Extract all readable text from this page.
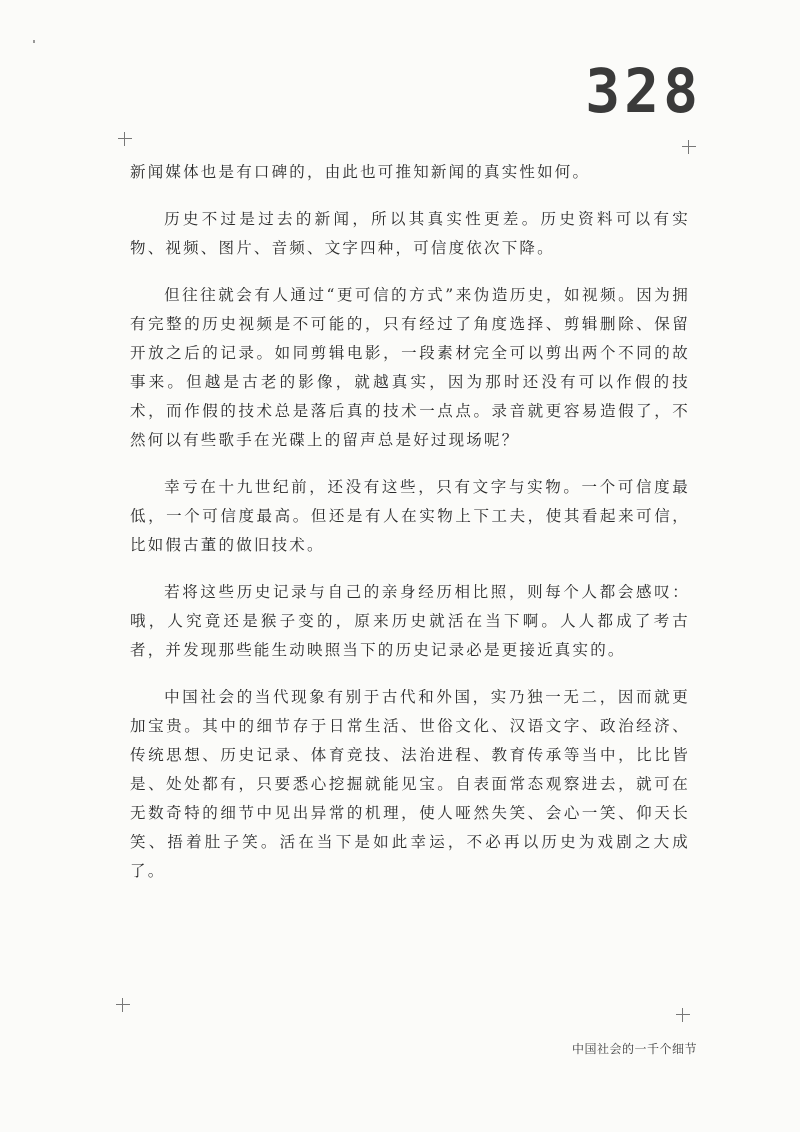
328

新闻媒体也是有口碑的，由此也可推知新闻的真实性如何。

历史不过是过去的新闻，所以其真实性更差。历史资料可以有实物、视频、图片、音频、文字四种，可信度依次下降。

但往往就会有人通过“更可信的方式”来伪造历史，如视频。因为拥有完整的历史视频是不可能的，只有经过了角度选择、剪辑删除、保留开放之后的记录。如同剪辑电影，一段素材完全可以剪出两个不同的故事来。但越是古老的影像，就越真实，因为那时还没有可以作假的技术，而作假的技术总是落后真的技术一点点。录音就更容易造假了，不然何以有些歌手在光碟上的留声总是好过现场呢？

幸亏在十九世纪前，还没有这些，只有文字与实物。一个可信度最低，一个可信度最高。但还是有人在实物上下工夫，使其看起来可信，比如假古董的做旧技术。

若将这些历史记录与自己的亲身经历相比照，则每个人都会感叹：哦，人究竟还是猴子变的，原来历史就活在当下啊。人人都成了考古者，并发现那些能生动映照当下的历史记录必是更接近真实的。

中国社会的当代现象有别于古代和外国，实乃独一无二，因而就更加宝贵。其中的细节存于日常生活、世俗文化、汉语文字、政治经济、传统思想、历史记录、体育竞技、法治进程、教育传承等当中，比比皆是、处处都有，只要悉心挖掘就能见宝。自表面常态观察进去，就可在无数奇特的细节中见出异常的机理，使人哑然失笑、会心一笑、仰天长笑、捂着肚子笑。活在当下是如此幸运，不必再以历史为戏剧之大成了。

中国社会的一千个细节
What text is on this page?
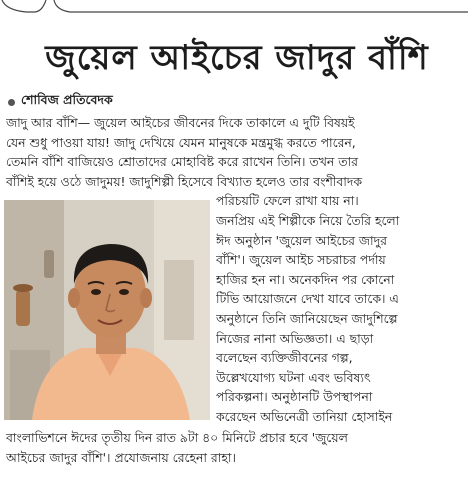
জুয়েল আইচের জাদুর বাঁশি
শোবিজ প্রতিবেদক
জাদু আর বাঁশি— জুয়েল আইচের জীবনের দিকে তাকালে এ দুটি বিষয়ই
যেন শুধু পাওয়া যায়! জাদু দেখিয়ে যেমন মানুষকে মন্ত্রমুগ্ধ করতে পারেন,
তেমনি বাঁশি বাজিয়েও শ্রোতাদের মোহাবিষ্ট করে রাখেন তিনি। তখন তার
বাঁশিই হয়ে ওঠে জাদুময়! জাদুশিল্পী হিসেবে বিখ্যাত হলেও তার বংশীবাদক
পরিচয়টি ফেলে রাখা যায় না।
জনপ্রিয় এই শিল্পীকে নিয়ে তৈরি হলো
ঈদ অনুষ্ঠান 'জুয়েল আইচের জাদুর
বাঁশি'। জুয়েল আইচ সচরাচর পর্দায়
হাজির হন না। অনেকদিন পর কোনো
টিভি আয়োজনে দেখা যাবে তাকে। এ
অনুষ্ঠানে তিনি জানিয়েছেন জাদুশিল্পে
নিজের নানা অভিজ্ঞতা। এ ছাড়া
বলেছেন ব্যক্তিজীবনের গল্প,
উল্লেখযোগ্য ঘটনা এবং ভবিষ্যৎ
পরিকল্পনা। অনুষ্ঠানটি উপস্থাপনা
করেছেন অভিনেত্রী তানিয়া হোসাইন
বাংলাভিশনে ঈদের তৃতীয় দিন রাত ৯টা ৪০ মিনিটে প্রচার হবে 'জুয়েল
আইচের জাদুর বাঁশি'। প্রযোজনায় রেহেনা রাহা।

-=-=-

__Task to carry out__
Transcribe every line in the entries above, taking out only the images.

__Correct output__
Extract all readable text from this page.
328

新闻媒体也是有口碑的，由此也可推知新闻的真实性如何。

历史不过是过去的新闻，所以其真实性更差。历史资料可以有实物、视频、图片、音频、文字四种，可信度依次下降。

但往往就会有人通过“更可信的方式”来伪造历史，如视频。因为拥有完整的历史视频是不可能的，只有经过了角度选择、剪辑删除、保留开放之后的记录。如同剪辑电影，一段素材完全可以剪出两个不同的故事来。但越是古老的影像，就越真实，因为那时还没有可以作假的技术，而作假的技术总是落后真的技术一点点。录音就更容易造假了，不然何以有些歌手在光碟上的留声总是好过现场呢？

幸亏在十九世纪前，还没有这些，只有文字与实物。一个可信度最低，一个可信度最高。但还是有人在实物上下工夫，使其看起来可信，比如假古董的做旧技术。

若将这些历史记录与自己的亲身经历相比照，则每个人都会感叹：哦，人究竟还是猴子变的，原来历史就活在当下啊。人人都成了考古者，并发现那些能生动映照当下的历史记录必是更接近真实的。

中国社会的当代现象有别于古代和外国，实乃独一无二，因而就更加宝贵。其中的细节存于日常生活、世俗文化、汉语文字、政治经济、传统思想、历史记录、体育竞技、法治进程、教育传承等当中，比比皆是、处处都有，只要悉心挖掘就能见宝。自表面常态观察进去，就可在无数奇特的细节中见出异常的机理，使人哑然失笑、会心一笑、仰天长笑、捂着肚子笑。活在当下是如此幸运，不必再以历史为戏剧之大成了。

中国社会的一千个细节
What text is on this page?
জুয়েল আইচের জাদুর বাঁশি
শোবিজ প্রতিবেদক
জাদু আর বাঁশি— জুয়েল আইচের জীবনের দিকে তাকালে এ দুটি বিষয়ই
যেন শুধু পাওয়া যায়! জাদু দেখিয়ে যেমন মানুষকে মন্ত্রমুগ্ধ করতে পারেন,
তেমনি বাঁশি বাজিয়েও শ্রোতাদের মোহাবিষ্ট করে রাখেন তিনি। তখন তার
বাঁশিই হয়ে ওঠে জাদুময়! জাদুশিল্পী হিসেবে বিখ্যাত হলেও তার বংশীবাদক
পরিচয়টি ফেলে রাখা যায় না।
জনপ্রিয় এই শিল্পীকে নিয়ে তৈরি হলো
ঈদ অনুষ্ঠান 'জুয়েল আইচের জাদুর
বাঁশি'। জুয়েল আইচ সচরাচর পর্দায়
হাজির হন না। অনেকদিন পর কোনো
টিভি আয়োজনে দেখা যাবে তাকে। এ
অনুষ্ঠানে তিনি জানিয়েছেন জাদুশিল্পে
নিজের নানা অভিজ্ঞতা। এ ছাড়া
বলেছেন ব্যক্তিজীবনের গল্প,
উল্লেখযোগ্য ঘটনা এবং ভবিষ্যৎ
পরিকল্পনা। অনুষ্ঠানটি উপস্থাপনা
করেছেন অভিনেত্রী তানিয়া হোসাইন
বাংলাভিশনে ঈদের তৃতীয় দিন রাত ৯টা ৪০ মিনিটে প্রচার হবে 'জুয়েল
আইচের জাদুর বাঁশি'। প্রযোজনায় রেহেনা রাহা।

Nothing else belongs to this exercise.